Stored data
§ §
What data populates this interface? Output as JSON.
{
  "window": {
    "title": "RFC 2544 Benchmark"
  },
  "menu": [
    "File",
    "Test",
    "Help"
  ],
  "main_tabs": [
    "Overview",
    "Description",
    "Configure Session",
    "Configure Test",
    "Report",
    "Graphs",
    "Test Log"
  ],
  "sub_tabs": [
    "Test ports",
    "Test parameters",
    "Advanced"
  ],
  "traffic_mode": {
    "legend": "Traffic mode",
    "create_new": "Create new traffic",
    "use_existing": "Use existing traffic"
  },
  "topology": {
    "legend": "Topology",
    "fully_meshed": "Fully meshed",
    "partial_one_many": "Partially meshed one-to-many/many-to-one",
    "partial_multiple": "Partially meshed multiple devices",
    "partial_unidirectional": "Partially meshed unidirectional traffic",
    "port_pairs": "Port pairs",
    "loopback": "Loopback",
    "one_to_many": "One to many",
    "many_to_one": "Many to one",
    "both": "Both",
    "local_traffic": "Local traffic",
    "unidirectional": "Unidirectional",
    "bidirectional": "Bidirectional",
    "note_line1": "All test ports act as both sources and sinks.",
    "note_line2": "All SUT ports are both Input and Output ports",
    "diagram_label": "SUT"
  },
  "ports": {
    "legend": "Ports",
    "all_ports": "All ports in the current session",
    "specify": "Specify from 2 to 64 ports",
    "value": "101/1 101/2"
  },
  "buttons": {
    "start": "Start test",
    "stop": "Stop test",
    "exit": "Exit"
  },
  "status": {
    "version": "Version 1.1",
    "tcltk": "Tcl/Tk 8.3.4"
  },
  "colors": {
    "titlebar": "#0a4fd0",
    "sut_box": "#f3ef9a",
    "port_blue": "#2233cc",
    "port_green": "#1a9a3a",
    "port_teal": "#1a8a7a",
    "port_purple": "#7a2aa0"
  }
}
§ §
Exercise instructions - The required output is the number of lines containing the word "both", and nothing besides.

Result for this task - 3